Stored records:
----
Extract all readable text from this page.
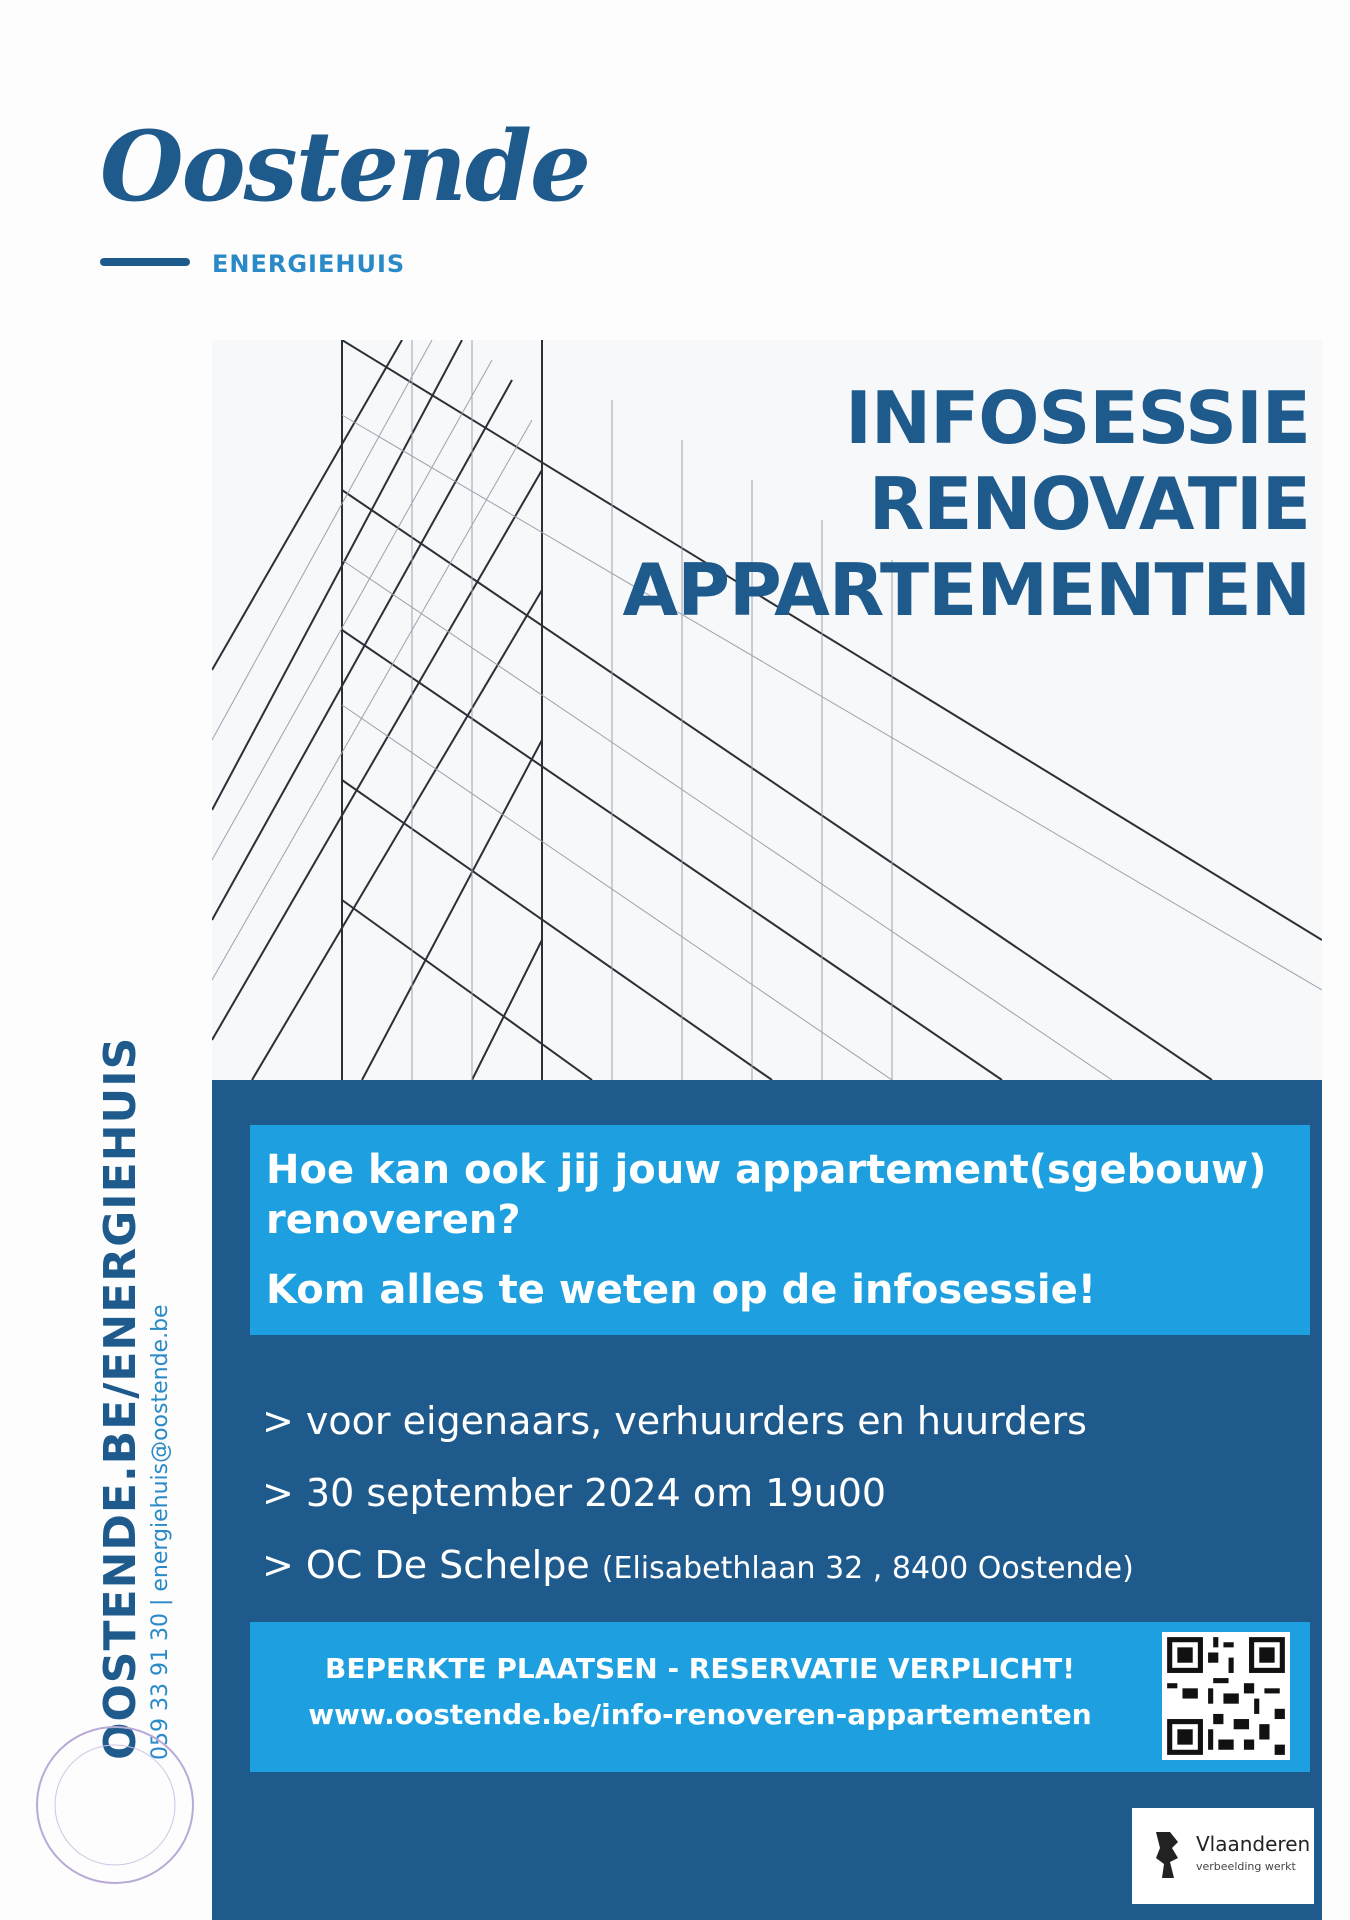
Oostende
ENERGIEHUIS
INFOSESSIE
RENOVATIE
APPARTEMENTEN
Hoe kan ook jij jouw appartement(sgebouw) renoveren?
Kom alles te weten op de infosessie!
> voor eigenaars, verhuurders en huurders
> 30 september 2024 om 19u00
> OC De Schelpe (Elisabethlaan 32 , 8400 Oostende)
BEPERKTE PLAATSEN - RESERVATIE VERPLICHT!
www.oostende.be/info-renoveren-appartementen
Vlaanderen
verbeelding werkt
OOSTENDE.BE/ENERGIEHUIS 059 33 91 30 | energiehuis@oostende.be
----
Give every record back exactly as it reads, with no images.

Extract all readable text from this page.
Oostende
ENERGIEHUIS
INFOSESSIE
RENOVATIE
APPARTEMENTEN
Hoe kan ook jij jouw appartement(sgebouw) renoveren?
Kom alles te weten op de infosessie!
> voor eigenaars, verhuurders en huurders
> 30 september 2024 om 19u00
> OC De Schelpe (Elisabethlaan 32 , 8400 Oostende)
BEPERKTE PLAATSEN - RESERVATIE VERPLICHT!
www.oostende.be/info-renoveren-appartementen
Vlaanderen
verbeelding werkt
OOSTENDE.BE/ENERGIEHUIS 059 33 91 30 | energiehuis@oostende.be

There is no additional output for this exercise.